(Figure record listings)
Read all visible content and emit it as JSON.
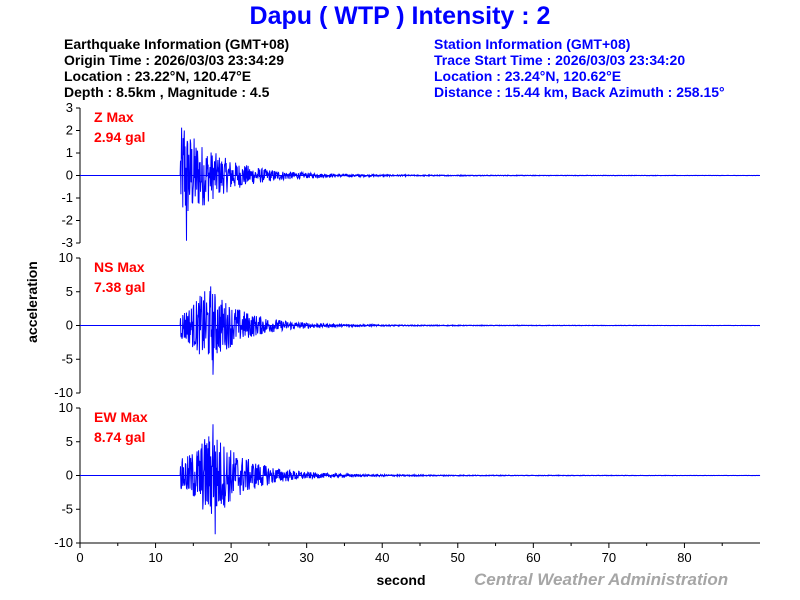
{
  "title": "Dapu  ( WTP )  Intensity : 2",
  "earthquake_info": {
    "header": "Earthquake Information  (GMT+08)",
    "origin_time": "Origin Time : 2026/03/03 23:34:29",
    "location": "Location : 23.22°N, 120.47°E",
    "depth_magnitude": "Depth : 8.5km , Magnitude : 4.5"
  },
  "station_info": {
    "header": "Station Information  (GMT+08)",
    "trace_start": "Trace Start Time : 2026/03/03 23:34:20",
    "location": "Location : 23.24°N, 120.62°E",
    "distance": "Distance : 15.44 km, Back Azimuth : 258.15°"
  },
  "credit": "Central Weather Administration",
  "colors": {
    "trace": "#0000ff",
    "max_label": "#ff0000",
    "title": "#0000ff",
    "credit": "#a6a6a6"
  },
  "chart_data": {
    "type": "line",
    "xlabel": "second",
    "ylabel": "acceleration",
    "xlim": [
      0,
      90
    ],
    "xticks": [
      0,
      10,
      20,
      30,
      40,
      50,
      60,
      70,
      80
    ],
    "grid": false,
    "panels": [
      {
        "component": "Z",
        "max_label": "Z Max",
        "max_value": "2.94 gal",
        "ylim": [
          -3,
          3
        ],
        "yticks": [
          -3,
          -2,
          -1,
          0,
          1,
          2,
          3
        ],
        "onset": 13.3,
        "peak_time": 13.8,
        "peak_positive": 2.0,
        "peak_negative": -2.9,
        "decay": 5.0
      },
      {
        "component": "NS",
        "max_label": "NS Max",
        "max_value": "7.38 gal",
        "ylim": [
          -10,
          10
        ],
        "yticks": [
          -10,
          -5,
          0,
          5,
          10
        ],
        "onset": 13.3,
        "peak_time": 17.3,
        "peak_positive": 5.8,
        "peak_negative": -7.3,
        "decay": 4.5
      },
      {
        "component": "EW",
        "max_label": "EW Max",
        "max_value": "8.74 gal",
        "ylim": [
          -10,
          10
        ],
        "yticks": [
          -10,
          -5,
          0,
          5,
          10
        ],
        "onset": 13.3,
        "peak_time": 17.6,
        "peak_positive": 7.6,
        "peak_negative": -8.7,
        "decay": 4.5
      }
    ]
  }
}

## Problem to solve
Nothing in the entries above should change when they are printed again, except that the pictures are dropped.

## Result for this exercise
Read all visible content and emit it as JSON.
{
  "title": "Dapu  ( WTP )  Intensity : 2",
  "earthquake_info": {
    "header": "Earthquake Information  (GMT+08)",
    "origin_time": "Origin Time : 2026/03/03 23:34:29",
    "location": "Location : 23.22°N, 120.47°E",
    "depth_magnitude": "Depth : 8.5km , Magnitude : 4.5"
  },
  "station_info": {
    "header": "Station Information  (GMT+08)",
    "trace_start": "Trace Start Time : 2026/03/03 23:34:20",
    "location": "Location : 23.24°N, 120.62°E",
    "distance": "Distance : 15.44 km, Back Azimuth : 258.15°"
  },
  "credit": "Central Weather Administration",
  "colors": {
    "trace": "#0000ff",
    "max_label": "#ff0000",
    "title": "#0000ff",
    "credit": "#a6a6a6"
  },
  "chart_data": {
    "type": "line",
    "xlabel": "second",
    "ylabel": "acceleration",
    "xlim": [
      0,
      90
    ],
    "xticks": [
      0,
      10,
      20,
      30,
      40,
      50,
      60,
      70,
      80
    ],
    "grid": false,
    "panels": [
      {
        "component": "Z",
        "max_label": "Z Max",
        "max_value": "2.94 gal",
        "ylim": [
          -3,
          3
        ],
        "yticks": [
          -3,
          -2,
          -1,
          0,
          1,
          2,
          3
        ],
        "onset": 13.3,
        "peak_time": 13.8,
        "peak_positive": 2.0,
        "peak_negative": -2.9,
        "decay": 5.0
      },
      {
        "component": "NS",
        "max_label": "NS Max",
        "max_value": "7.38 gal",
        "ylim": [
          -10,
          10
        ],
        "yticks": [
          -10,
          -5,
          0,
          5,
          10
        ],
        "onset": 13.3,
        "peak_time": 17.3,
        "peak_positive": 5.8,
        "peak_negative": -7.3,
        "decay": 4.5
      },
      {
        "component": "EW",
        "max_label": "EW Max",
        "max_value": "8.74 gal",
        "ylim": [
          -10,
          10
        ],
        "yticks": [
          -10,
          -5,
          0,
          5,
          10
        ],
        "onset": 13.3,
        "peak_time": 17.6,
        "peak_positive": 7.6,
        "peak_negative": -8.7,
        "decay": 4.5
      }
    ]
  }
}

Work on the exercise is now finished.